======== Selected extract

Escape by Night is a 1953 British crime film directed and written by John Gilling.

Plot
Tom Buchan (Colleano) is an alcoholic journalist whose once memorable work has been destroyed by his constant drunken antics that have cost him his future.  Buchan boasts to his colleagues that they report news, whilst he makes it. He sees a chance for redemption by getting the life story of Gino Rossi (James), an Italian crime boss on the run.  He wins Rossi's confidence by tipping him off to the police coming to arrest them (after Buchan himself tipped off the police).

The highly suspicious Rossi promises Buchan the rights to his life story as they hide out in an abandoned theatre in return for Buchan, a former pilot, flying him to Italy.  Through his nightclub singer girlfriend Rosetta, Rossi becomes suspicious that his brother Guillio plans to take over his gang.  They are discovered by a young boy playing games by himself in the theatre with Buchan telling the boy they are Secret Service Agents and enlist the child as a junior secret agent to bring them food, supplies and deliver Buchan's stories to his editor and messages to Rosetta.

================
======== Record set

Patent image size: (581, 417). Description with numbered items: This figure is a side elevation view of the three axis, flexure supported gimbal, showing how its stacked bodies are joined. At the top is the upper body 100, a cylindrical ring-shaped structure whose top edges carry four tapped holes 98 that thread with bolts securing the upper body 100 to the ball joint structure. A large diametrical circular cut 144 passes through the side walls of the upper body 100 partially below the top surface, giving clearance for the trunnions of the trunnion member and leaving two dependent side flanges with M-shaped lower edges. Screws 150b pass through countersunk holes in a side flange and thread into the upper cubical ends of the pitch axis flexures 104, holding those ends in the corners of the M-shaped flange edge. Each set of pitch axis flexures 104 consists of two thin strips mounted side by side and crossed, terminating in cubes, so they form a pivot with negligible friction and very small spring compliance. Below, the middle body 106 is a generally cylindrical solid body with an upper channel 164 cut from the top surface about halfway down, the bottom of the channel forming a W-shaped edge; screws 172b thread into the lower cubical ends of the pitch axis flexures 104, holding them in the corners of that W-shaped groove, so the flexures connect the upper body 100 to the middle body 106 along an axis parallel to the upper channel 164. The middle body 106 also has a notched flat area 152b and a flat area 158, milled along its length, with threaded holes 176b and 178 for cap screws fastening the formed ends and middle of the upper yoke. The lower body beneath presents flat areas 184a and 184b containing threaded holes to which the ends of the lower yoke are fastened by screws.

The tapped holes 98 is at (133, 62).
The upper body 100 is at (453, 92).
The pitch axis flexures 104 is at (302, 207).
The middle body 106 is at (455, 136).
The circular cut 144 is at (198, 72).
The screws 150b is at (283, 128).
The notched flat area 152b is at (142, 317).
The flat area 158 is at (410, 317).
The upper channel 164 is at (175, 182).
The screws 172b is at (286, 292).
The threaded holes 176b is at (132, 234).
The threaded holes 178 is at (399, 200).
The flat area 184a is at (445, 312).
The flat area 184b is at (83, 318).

================

Your instructions:
Reproduce verbatim the stretch of the Escape by Night film summary from "Escape by Night" through "off the police).".

Solution for this problem:
Escape by Night is a 1953 British crime film directed and written by John Gilling.

Plot
Tom Buchan (Colleano) is an alcoholic journalist whose once memorable work has been destroyed by his constant drunken antics that have cost him his future.  Buchan boasts to his colleagues that they report news, whilst he makes it. He sees a chance for redemption by getting the life story of Gino Rossi (James), an Italian crime boss on the run.  He wins Rossi's confidence by tipping him off to the police coming to arrest them (after Buchan himself tipped off the police).